(What you are asked to do) Using the entries that follow, collect the lines where the word "content" appears.

(Records shown)
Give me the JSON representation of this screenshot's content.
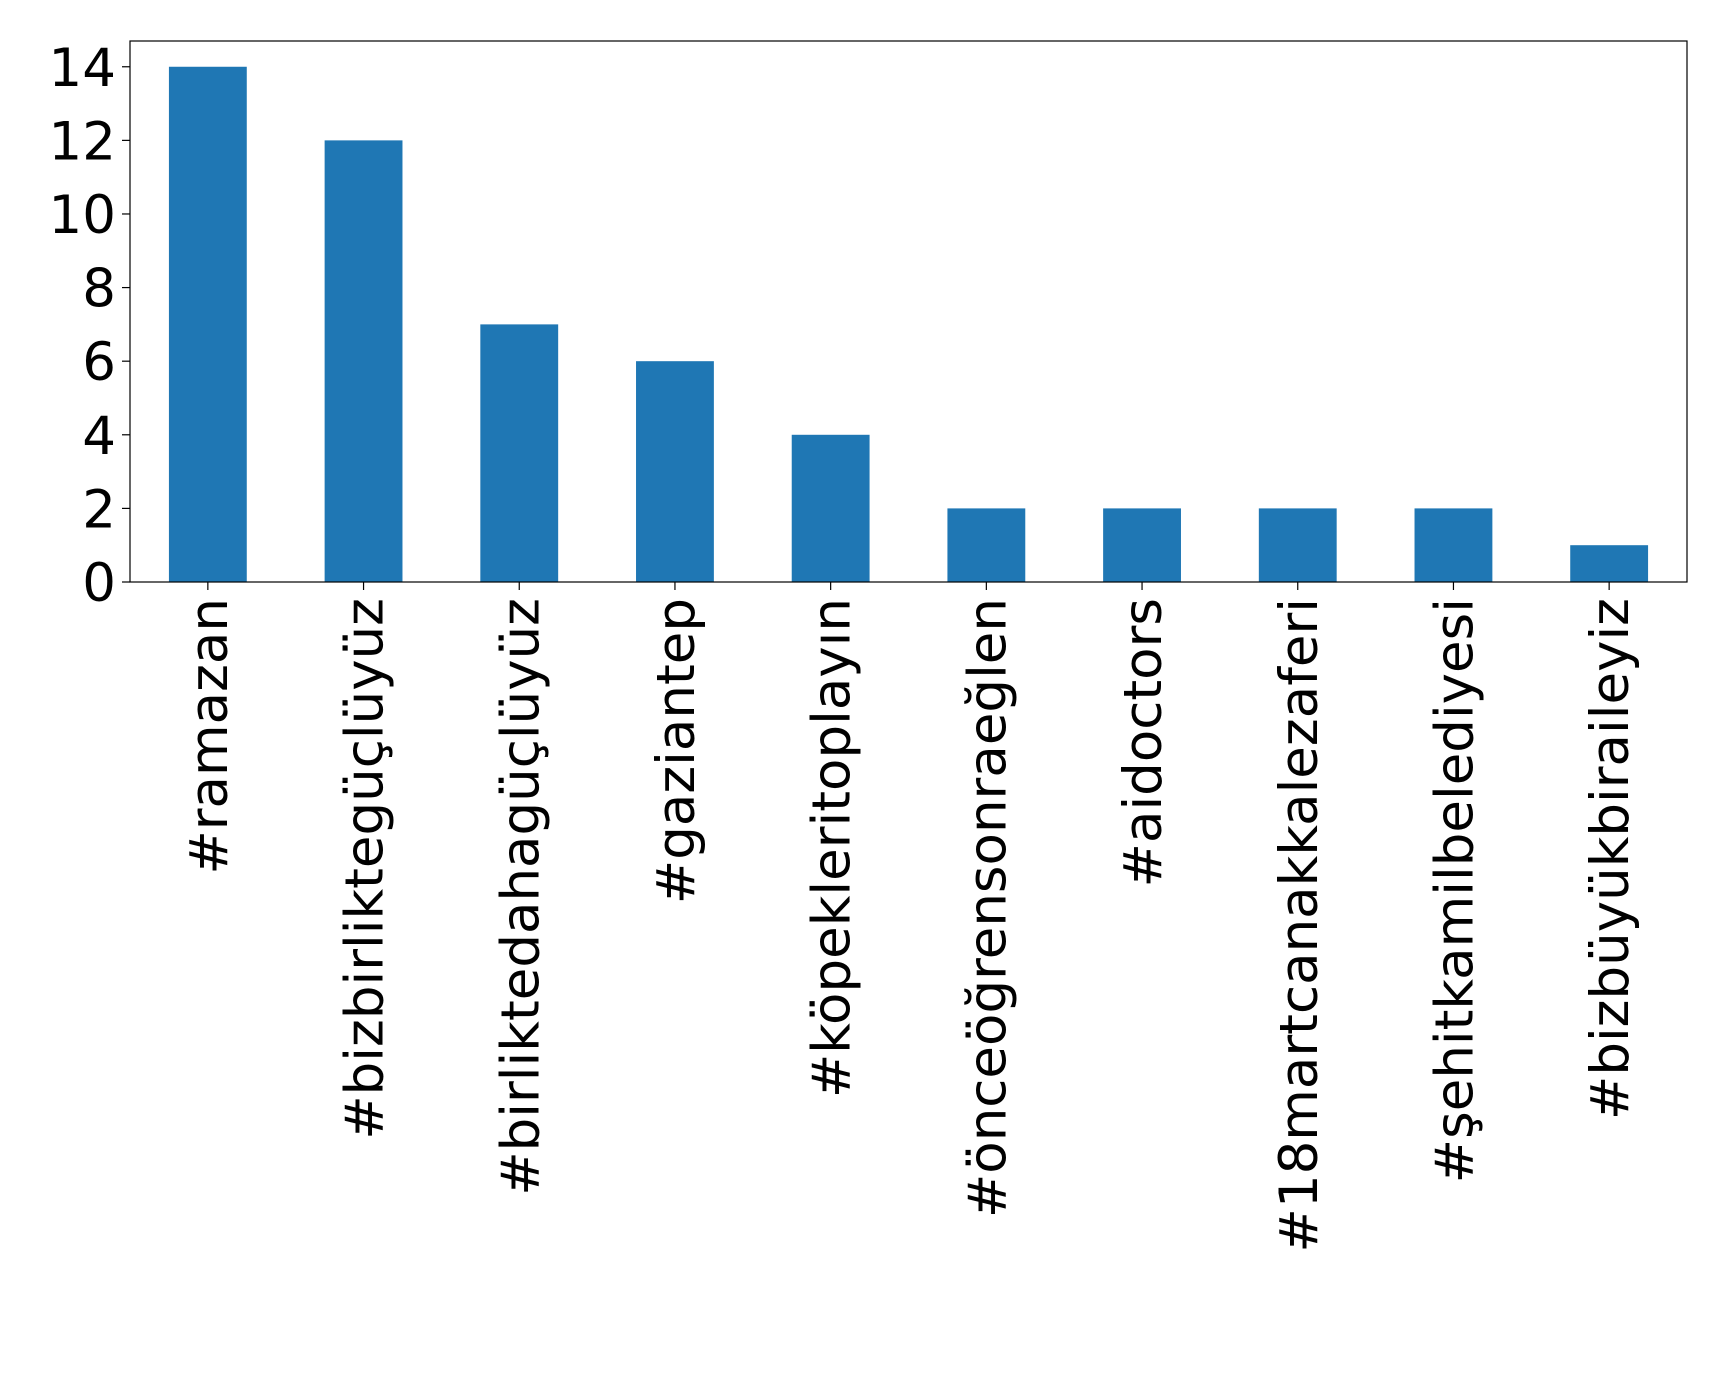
...
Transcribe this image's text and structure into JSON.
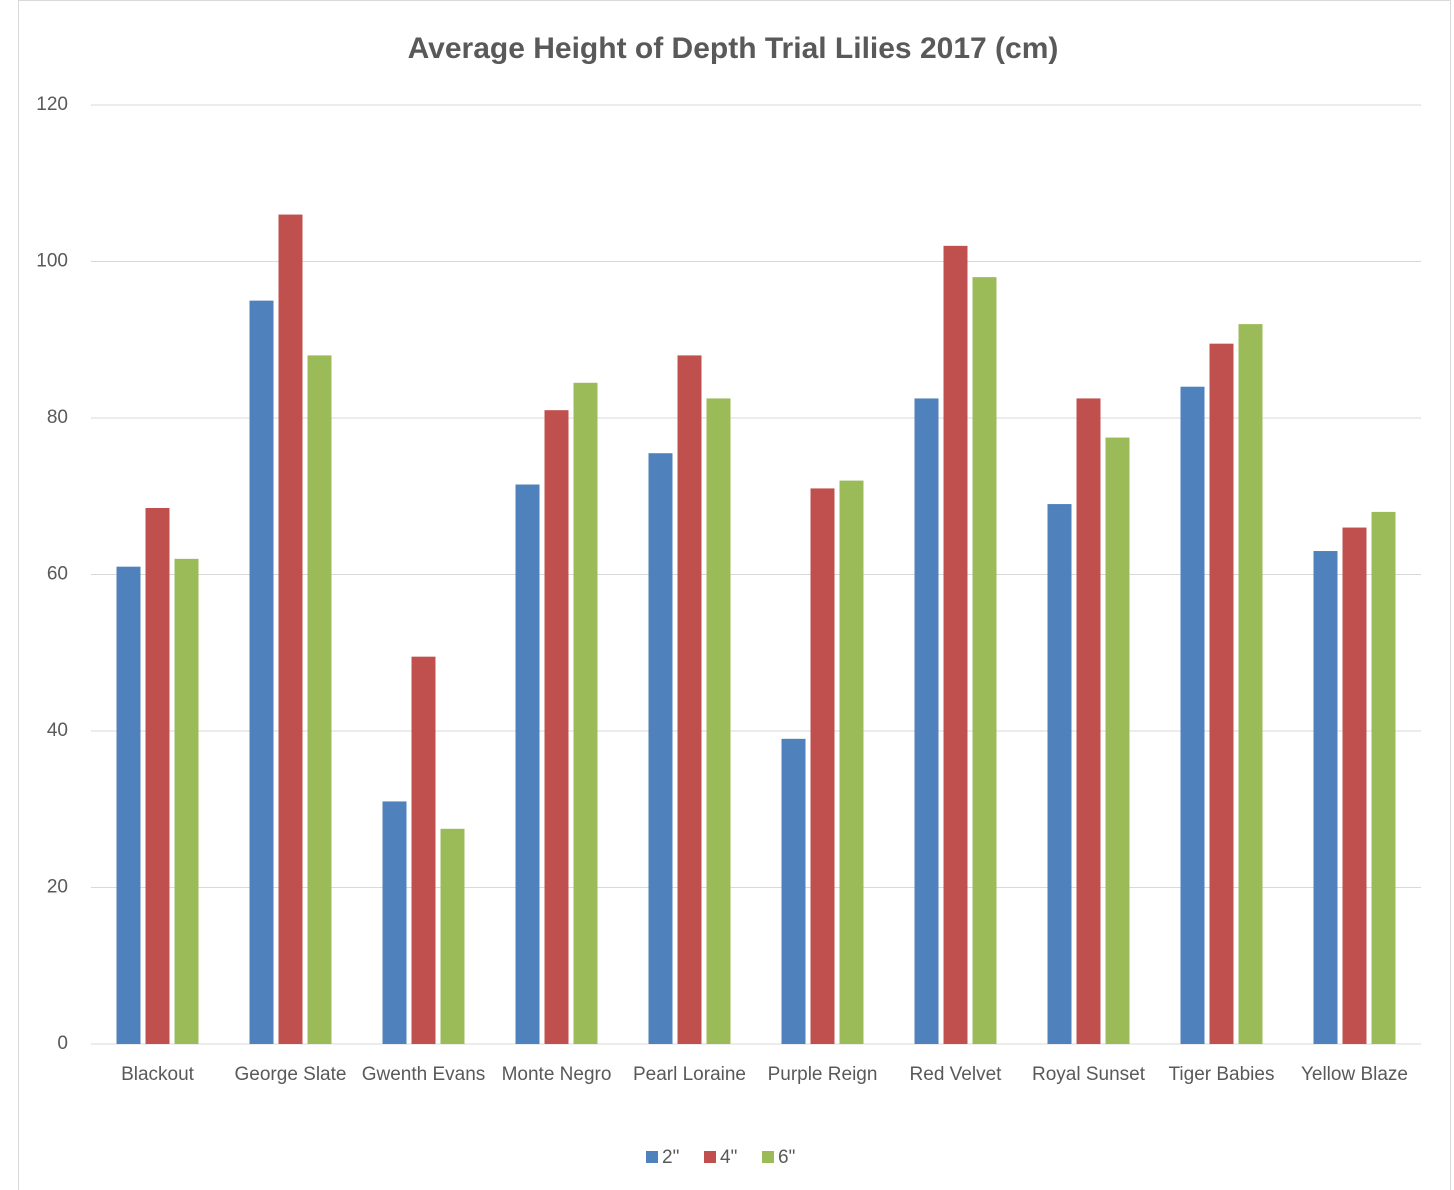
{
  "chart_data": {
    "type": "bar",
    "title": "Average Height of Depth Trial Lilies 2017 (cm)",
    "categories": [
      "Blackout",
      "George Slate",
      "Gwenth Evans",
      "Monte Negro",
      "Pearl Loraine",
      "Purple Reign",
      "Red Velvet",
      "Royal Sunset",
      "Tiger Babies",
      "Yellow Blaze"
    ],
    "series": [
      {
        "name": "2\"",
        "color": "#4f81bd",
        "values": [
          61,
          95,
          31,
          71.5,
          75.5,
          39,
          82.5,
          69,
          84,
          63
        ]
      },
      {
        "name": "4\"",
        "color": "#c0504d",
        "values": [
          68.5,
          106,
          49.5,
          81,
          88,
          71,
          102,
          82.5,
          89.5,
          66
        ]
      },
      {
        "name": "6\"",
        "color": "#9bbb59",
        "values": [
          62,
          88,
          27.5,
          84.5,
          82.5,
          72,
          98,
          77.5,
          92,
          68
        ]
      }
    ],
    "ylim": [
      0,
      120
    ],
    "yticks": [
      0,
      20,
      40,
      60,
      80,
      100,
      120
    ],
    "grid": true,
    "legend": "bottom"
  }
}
* * *
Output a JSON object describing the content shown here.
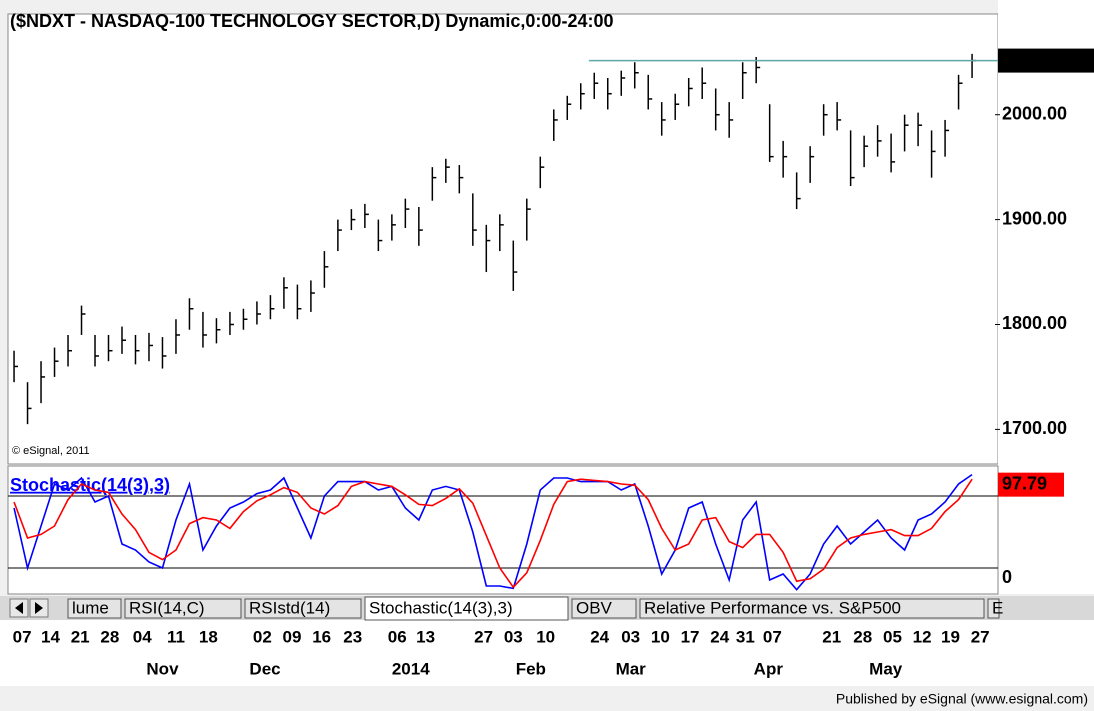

(The output)
Give me the JSON representation of this screenshot's content.
Output a JSON object describing the content shown here.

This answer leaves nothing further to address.